### TASK DIRECTIONS
Render the rows from the line containing "Extract all elements" through the line containing "y-exponent-label: x 104 [74,10,103,25]" as a JSON list of strings, one string per line, with blank lines and pictures left out.

### INPUT ROWS
==================================================

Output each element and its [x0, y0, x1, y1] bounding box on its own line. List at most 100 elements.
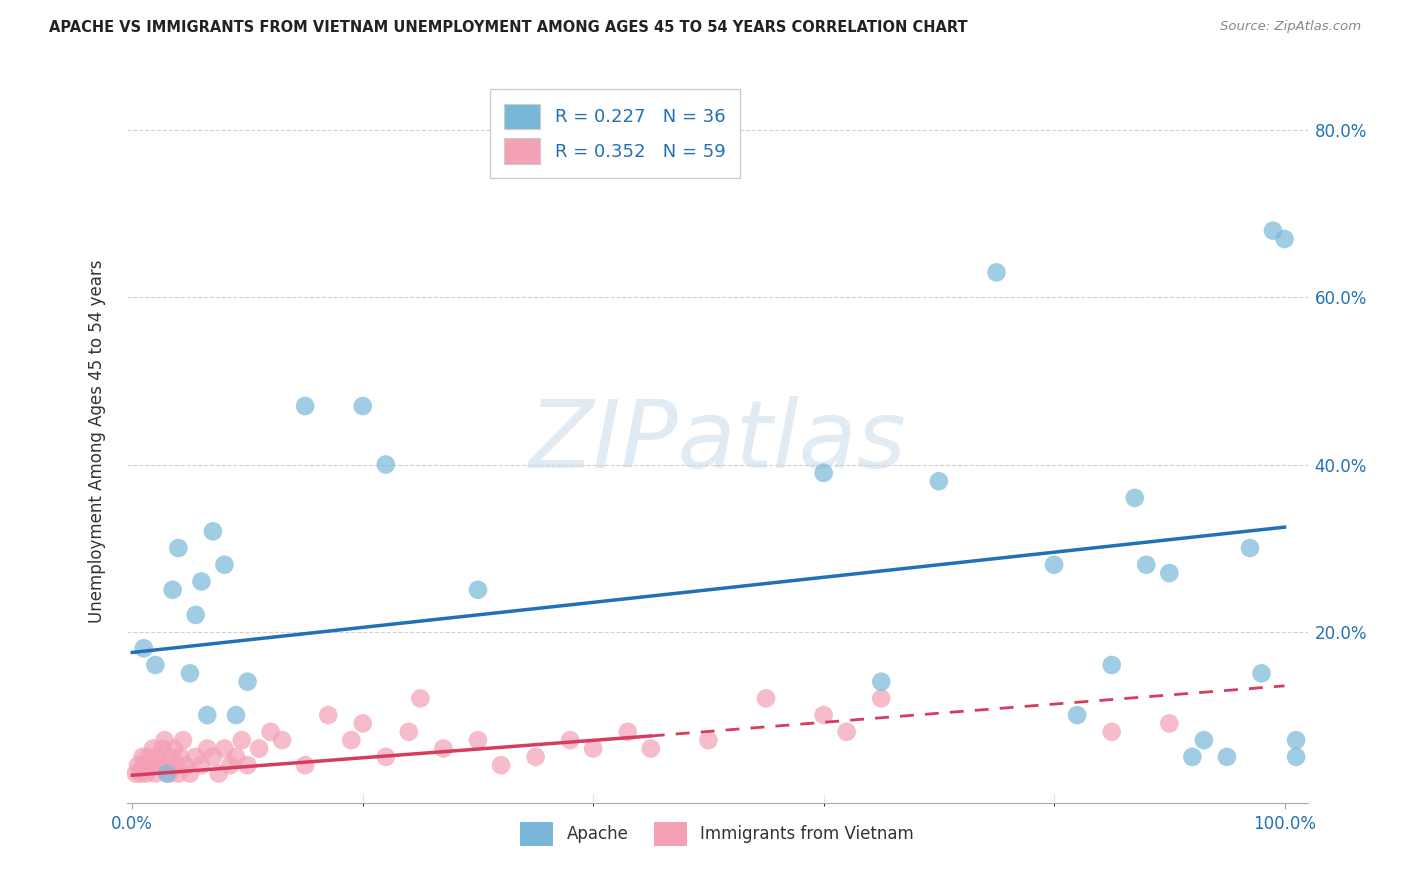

==================================================

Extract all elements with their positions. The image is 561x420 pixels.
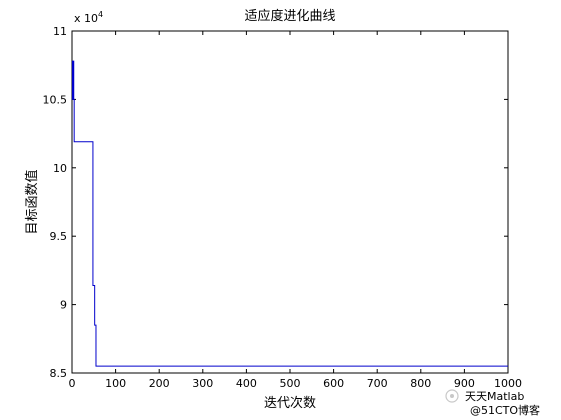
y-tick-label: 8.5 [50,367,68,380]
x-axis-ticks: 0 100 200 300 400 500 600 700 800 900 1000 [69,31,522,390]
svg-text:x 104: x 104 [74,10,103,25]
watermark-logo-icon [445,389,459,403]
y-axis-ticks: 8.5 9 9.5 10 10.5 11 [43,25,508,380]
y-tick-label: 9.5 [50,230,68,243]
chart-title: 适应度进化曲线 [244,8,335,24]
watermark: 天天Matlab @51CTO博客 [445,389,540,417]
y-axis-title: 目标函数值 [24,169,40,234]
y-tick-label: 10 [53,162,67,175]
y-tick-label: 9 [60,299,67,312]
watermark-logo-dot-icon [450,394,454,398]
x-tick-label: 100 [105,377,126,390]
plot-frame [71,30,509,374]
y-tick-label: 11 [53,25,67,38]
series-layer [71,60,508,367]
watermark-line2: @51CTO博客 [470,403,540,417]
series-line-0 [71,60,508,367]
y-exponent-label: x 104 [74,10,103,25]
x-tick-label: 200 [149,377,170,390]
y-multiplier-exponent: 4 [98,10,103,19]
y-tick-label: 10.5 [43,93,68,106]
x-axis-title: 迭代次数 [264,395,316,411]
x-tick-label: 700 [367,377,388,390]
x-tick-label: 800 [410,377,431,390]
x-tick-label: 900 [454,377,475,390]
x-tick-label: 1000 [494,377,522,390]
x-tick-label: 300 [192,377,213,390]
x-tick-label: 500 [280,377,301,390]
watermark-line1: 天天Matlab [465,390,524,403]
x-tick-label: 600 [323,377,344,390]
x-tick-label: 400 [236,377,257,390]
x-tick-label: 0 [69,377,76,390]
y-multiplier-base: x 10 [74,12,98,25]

==================================================

### WRITTEN REPLY
[
  "Extract all elements with their positions. The image is 561x420 pixels.",
  "y-tick-label: 8.5 [50,367,68,380]",
  "x-axis-ticks: 0 100 200 300 400 500 600 700 800 900 1000 [69,31,522,390]",
  "svg-text:x 104: x 104 [74,10,103,25]",
  "watermark-logo-icon [445,389,459,403]",
  "y-axis-ticks: 8.5 9 9.5 10 10.5 11 [43,25,508,380]",
  "y-tick-label: 9.5 [50,230,68,243]",
  "chart-title: 适应度进化曲线 [244,8,335,24]",
  "watermark: 天天Matlab @51CTO博客 [445,389,540,417]",
  "y-axis-title: 目标函数值 [24,169,40,234]",
  "y-tick-label: 10 [53,162,67,175]",
  "y-tick-label: 9 [60,299,67,312]",
  "watermark-logo-dot-icon [450,394,454,398]",
  "x-tick-label: 100 [105,377,126,390]",
  "plot-frame [71,30,509,374]",
  "y-tick-label: 11 [53,25,67,38]",
  "series-layer [71,60,508,367]",
  "watermark-line2: @51CTO博客 [470,403,540,417]",
  "series-line-0 [71,60,508,367]",
  "y-exponent-label: x 104 [74,10,103,25]"
]